_To be done_
Transcribe the listing exactly, leaving out every picture.

_Data shown_
- - -
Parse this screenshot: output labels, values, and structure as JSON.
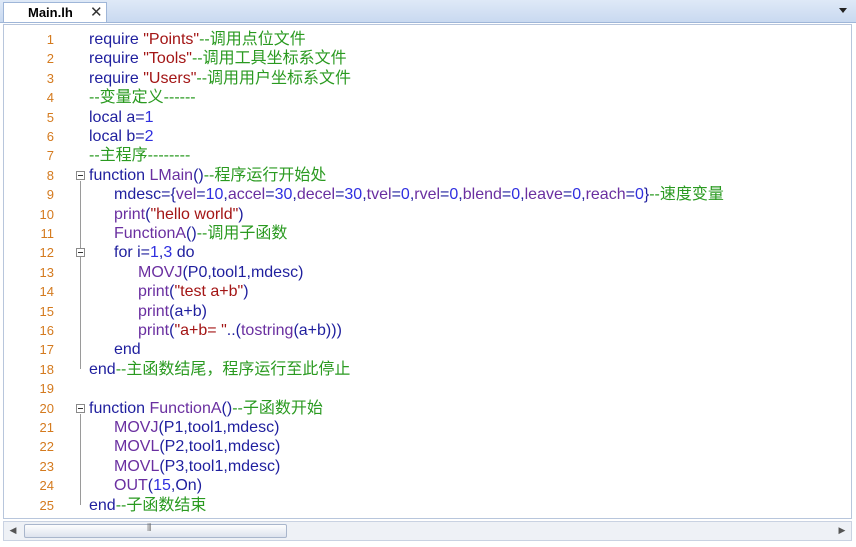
{
  "tab": {
    "title": "Main.lh",
    "close_glyph": "✕"
  },
  "scrollbar": {
    "left_glyph": "◀",
    "right_glyph": "▶",
    "thumb_grip": "⦀"
  },
  "colors": {
    "line_number": "#d47a1e",
    "comment": "#2a9a20",
    "string": "#a31515",
    "number": "#2f2fe0",
    "keyword": "#1f1f9e",
    "identifier": "#6a2fa0",
    "default": "#1f1f9e"
  },
  "lines": [
    {
      "n": "1",
      "segs": [
        [
          "keyword",
          "require "
        ],
        [
          "string",
          "\"Points\""
        ],
        [
          "comment",
          "--调用点位文件"
        ]
      ]
    },
    {
      "n": "2",
      "segs": [
        [
          "keyword",
          "require "
        ],
        [
          "string",
          "\"Tools\""
        ],
        [
          "comment",
          "--调用工具坐标系文件"
        ]
      ]
    },
    {
      "n": "3",
      "segs": [
        [
          "keyword",
          "require "
        ],
        [
          "string",
          "\"Users\""
        ],
        [
          "comment",
          "--调用用户坐标系文件"
        ]
      ]
    },
    {
      "n": "4",
      "segs": [
        [
          "comment",
          "--变量定义------"
        ]
      ]
    },
    {
      "n": "5",
      "segs": [
        [
          "keyword",
          "local a"
        ],
        [
          "keyword",
          "="
        ],
        [
          "number",
          "1"
        ]
      ]
    },
    {
      "n": "6",
      "segs": [
        [
          "keyword",
          "local b"
        ],
        [
          "keyword",
          "="
        ],
        [
          "number",
          "2"
        ]
      ]
    },
    {
      "n": "7",
      "segs": [
        [
          "comment",
          "--主程序--------"
        ]
      ]
    },
    {
      "n": "8",
      "segs": [
        [
          "keyword",
          "function "
        ],
        [
          "identifier",
          "LMain"
        ],
        [
          "keyword",
          "()"
        ],
        [
          "comment",
          "--程序运行开始处"
        ]
      ]
    },
    {
      "n": "9",
      "segs": [
        [
          "keyword",
          "mdesc={"
        ],
        [
          "identifier",
          "vel"
        ],
        [
          "keyword",
          "="
        ],
        [
          "number",
          "10"
        ],
        [
          "keyword",
          ","
        ],
        [
          "identifier",
          "accel"
        ],
        [
          "keyword",
          "="
        ],
        [
          "number",
          "30"
        ],
        [
          "keyword",
          ","
        ],
        [
          "identifier",
          "decel"
        ],
        [
          "keyword",
          "="
        ],
        [
          "number",
          "30"
        ],
        [
          "keyword",
          ","
        ],
        [
          "identifier",
          "tvel"
        ],
        [
          "keyword",
          "="
        ],
        [
          "number",
          "0"
        ],
        [
          "keyword",
          ","
        ],
        [
          "identifier",
          "rvel"
        ],
        [
          "keyword",
          "="
        ],
        [
          "number",
          "0"
        ],
        [
          "keyword",
          ","
        ],
        [
          "identifier",
          "blend"
        ],
        [
          "keyword",
          "="
        ],
        [
          "number",
          "0"
        ],
        [
          "keyword",
          ","
        ],
        [
          "identifier",
          "leave"
        ],
        [
          "keyword",
          "="
        ],
        [
          "number",
          "0"
        ],
        [
          "keyword",
          ","
        ],
        [
          "identifier",
          "reach"
        ],
        [
          "keyword",
          "="
        ],
        [
          "number",
          "0"
        ],
        [
          "keyword",
          "}"
        ],
        [
          "comment",
          "--速度变量"
        ]
      ]
    },
    {
      "n": "10",
      "segs": [
        [
          "identifier",
          "print"
        ],
        [
          "keyword",
          "("
        ],
        [
          "string",
          "\"hello world\""
        ],
        [
          "keyword",
          ")"
        ]
      ]
    },
    {
      "n": "11",
      "segs": [
        [
          "identifier",
          "FunctionA"
        ],
        [
          "keyword",
          "()"
        ],
        [
          "comment",
          "--调用子函数"
        ]
      ]
    },
    {
      "n": "12",
      "segs": [
        [
          "keyword",
          "for i"
        ],
        [
          "keyword",
          "="
        ],
        [
          "number",
          "1"
        ],
        [
          "keyword",
          ","
        ],
        [
          "number",
          "3"
        ],
        [
          "keyword",
          " do"
        ]
      ]
    },
    {
      "n": "13",
      "segs": [
        [
          "identifier",
          "MOVJ"
        ],
        [
          "keyword",
          "(P0,tool1,mdesc)"
        ]
      ]
    },
    {
      "n": "14",
      "segs": [
        [
          "identifier",
          "print"
        ],
        [
          "keyword",
          "("
        ],
        [
          "string",
          "\"test a+b\""
        ],
        [
          "keyword",
          ")"
        ]
      ]
    },
    {
      "n": "15",
      "segs": [
        [
          "identifier",
          "print"
        ],
        [
          "keyword",
          "(a+b)"
        ]
      ]
    },
    {
      "n": "16",
      "segs": [
        [
          "identifier",
          "print"
        ],
        [
          "keyword",
          "("
        ],
        [
          "string",
          "\"a+b= \""
        ],
        [
          "keyword",
          "..("
        ],
        [
          "identifier",
          "tostring"
        ],
        [
          "keyword",
          "(a+b)))"
        ]
      ]
    },
    {
      "n": "17",
      "segs": [
        [
          "keyword",
          "end"
        ]
      ]
    },
    {
      "n": "18",
      "segs": [
        [
          "keyword",
          "end"
        ],
        [
          "comment",
          "--主函数结尾，程序运行至此停止"
        ]
      ]
    },
    {
      "n": "19",
      "segs": []
    },
    {
      "n": "20",
      "segs": [
        [
          "keyword",
          "function "
        ],
        [
          "identifier",
          "FunctionA"
        ],
        [
          "keyword",
          "()"
        ],
        [
          "comment",
          "--子函数开始"
        ]
      ]
    },
    {
      "n": "21",
      "segs": [
        [
          "identifier",
          "MOVJ"
        ],
        [
          "keyword",
          "(P1,tool1,mdesc)"
        ]
      ]
    },
    {
      "n": "22",
      "segs": [
        [
          "identifier",
          "MOVL"
        ],
        [
          "keyword",
          "(P2,tool1,mdesc)"
        ]
      ]
    },
    {
      "n": "23",
      "segs": [
        [
          "identifier",
          "MOVL"
        ],
        [
          "keyword",
          "(P3,tool1,mdesc)"
        ]
      ]
    },
    {
      "n": "24",
      "segs": [
        [
          "identifier",
          "OUT"
        ],
        [
          "keyword",
          "("
        ],
        [
          "number",
          "15"
        ],
        [
          "keyword",
          ",On)"
        ]
      ]
    },
    {
      "n": "25",
      "segs": [
        [
          "keyword",
          "end"
        ],
        [
          "comment",
          "--子函数结束"
        ]
      ]
    }
  ]
}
- - -
_Exercise result_
Parse this screenshot: output labels, values, and structure as JSON.
{
  "tab": {
    "title": "Main.lh",
    "close_glyph": "✕"
  },
  "scrollbar": {
    "left_glyph": "◀",
    "right_glyph": "▶",
    "thumb_grip": "⦀"
  },
  "colors": {
    "line_number": "#d47a1e",
    "comment": "#2a9a20",
    "string": "#a31515",
    "number": "#2f2fe0",
    "keyword": "#1f1f9e",
    "identifier": "#6a2fa0",
    "default": "#1f1f9e"
  },
  "lines": [
    {
      "n": "1",
      "segs": [
        [
          "keyword",
          "require "
        ],
        [
          "string",
          "\"Points\""
        ],
        [
          "comment",
          "--调用点位文件"
        ]
      ]
    },
    {
      "n": "2",
      "segs": [
        [
          "keyword",
          "require "
        ],
        [
          "string",
          "\"Tools\""
        ],
        [
          "comment",
          "--调用工具坐标系文件"
        ]
      ]
    },
    {
      "n": "3",
      "segs": [
        [
          "keyword",
          "require "
        ],
        [
          "string",
          "\"Users\""
        ],
        [
          "comment",
          "--调用用户坐标系文件"
        ]
      ]
    },
    {
      "n": "4",
      "segs": [
        [
          "comment",
          "--变量定义------"
        ]
      ]
    },
    {
      "n": "5",
      "segs": [
        [
          "keyword",
          "local a"
        ],
        [
          "keyword",
          "="
        ],
        [
          "number",
          "1"
        ]
      ]
    },
    {
      "n": "6",
      "segs": [
        [
          "keyword",
          "local b"
        ],
        [
          "keyword",
          "="
        ],
        [
          "number",
          "2"
        ]
      ]
    },
    {
      "n": "7",
      "segs": [
        [
          "comment",
          "--主程序--------"
        ]
      ]
    },
    {
      "n": "8",
      "segs": [
        [
          "keyword",
          "function "
        ],
        [
          "identifier",
          "LMain"
        ],
        [
          "keyword",
          "()"
        ],
        [
          "comment",
          "--程序运行开始处"
        ]
      ]
    },
    {
      "n": "9",
      "segs": [
        [
          "keyword",
          "mdesc={"
        ],
        [
          "identifier",
          "vel"
        ],
        [
          "keyword",
          "="
        ],
        [
          "number",
          "10"
        ],
        [
          "keyword",
          ","
        ],
        [
          "identifier",
          "accel"
        ],
        [
          "keyword",
          "="
        ],
        [
          "number",
          "30"
        ],
        [
          "keyword",
          ","
        ],
        [
          "identifier",
          "decel"
        ],
        [
          "keyword",
          "="
        ],
        [
          "number",
          "30"
        ],
        [
          "keyword",
          ","
        ],
        [
          "identifier",
          "tvel"
        ],
        [
          "keyword",
          "="
        ],
        [
          "number",
          "0"
        ],
        [
          "keyword",
          ","
        ],
        [
          "identifier",
          "rvel"
        ],
        [
          "keyword",
          "="
        ],
        [
          "number",
          "0"
        ],
        [
          "keyword",
          ","
        ],
        [
          "identifier",
          "blend"
        ],
        [
          "keyword",
          "="
        ],
        [
          "number",
          "0"
        ],
        [
          "keyword",
          ","
        ],
        [
          "identifier",
          "leave"
        ],
        [
          "keyword",
          "="
        ],
        [
          "number",
          "0"
        ],
        [
          "keyword",
          ","
        ],
        [
          "identifier",
          "reach"
        ],
        [
          "keyword",
          "="
        ],
        [
          "number",
          "0"
        ],
        [
          "keyword",
          "}"
        ],
        [
          "comment",
          "--速度变量"
        ]
      ]
    },
    {
      "n": "10",
      "segs": [
        [
          "identifier",
          "print"
        ],
        [
          "keyword",
          "("
        ],
        [
          "string",
          "\"hello world\""
        ],
        [
          "keyword",
          ")"
        ]
      ]
    },
    {
      "n": "11",
      "segs": [
        [
          "identifier",
          "FunctionA"
        ],
        [
          "keyword",
          "()"
        ],
        [
          "comment",
          "--调用子函数"
        ]
      ]
    },
    {
      "n": "12",
      "segs": [
        [
          "keyword",
          "for i"
        ],
        [
          "keyword",
          "="
        ],
        [
          "number",
          "1"
        ],
        [
          "keyword",
          ","
        ],
        [
          "number",
          "3"
        ],
        [
          "keyword",
          " do"
        ]
      ]
    },
    {
      "n": "13",
      "segs": [
        [
          "identifier",
          "MOVJ"
        ],
        [
          "keyword",
          "(P0,tool1,mdesc)"
        ]
      ]
    },
    {
      "n": "14",
      "segs": [
        [
          "identifier",
          "print"
        ],
        [
          "keyword",
          "("
        ],
        [
          "string",
          "\"test a+b\""
        ],
        [
          "keyword",
          ")"
        ]
      ]
    },
    {
      "n": "15",
      "segs": [
        [
          "identifier",
          "print"
        ],
        [
          "keyword",
          "(a+b)"
        ]
      ]
    },
    {
      "n": "16",
      "segs": [
        [
          "identifier",
          "print"
        ],
        [
          "keyword",
          "("
        ],
        [
          "string",
          "\"a+b= \""
        ],
        [
          "keyword",
          "..("
        ],
        [
          "identifier",
          "tostring"
        ],
        [
          "keyword",
          "(a+b)))"
        ]
      ]
    },
    {
      "n": "17",
      "segs": [
        [
          "keyword",
          "end"
        ]
      ]
    },
    {
      "n": "18",
      "segs": [
        [
          "keyword",
          "end"
        ],
        [
          "comment",
          "--主函数结尾，程序运行至此停止"
        ]
      ]
    },
    {
      "n": "19",
      "segs": []
    },
    {
      "n": "20",
      "segs": [
        [
          "keyword",
          "function "
        ],
        [
          "identifier",
          "FunctionA"
        ],
        [
          "keyword",
          "()"
        ],
        [
          "comment",
          "--子函数开始"
        ]
      ]
    },
    {
      "n": "21",
      "segs": [
        [
          "identifier",
          "MOVJ"
        ],
        [
          "keyword",
          "(P1,tool1,mdesc)"
        ]
      ]
    },
    {
      "n": "22",
      "segs": [
        [
          "identifier",
          "MOVL"
        ],
        [
          "keyword",
          "(P2,tool1,mdesc)"
        ]
      ]
    },
    {
      "n": "23",
      "segs": [
        [
          "identifier",
          "MOVL"
        ],
        [
          "keyword",
          "(P3,tool1,mdesc)"
        ]
      ]
    },
    {
      "n": "24",
      "segs": [
        [
          "identifier",
          "OUT"
        ],
        [
          "keyword",
          "("
        ],
        [
          "number",
          "15"
        ],
        [
          "keyword",
          ",On)"
        ]
      ]
    },
    {
      "n": "25",
      "segs": [
        [
          "keyword",
          "end"
        ],
        [
          "comment",
          "--子函数结束"
        ]
      ]
    }
  ]
}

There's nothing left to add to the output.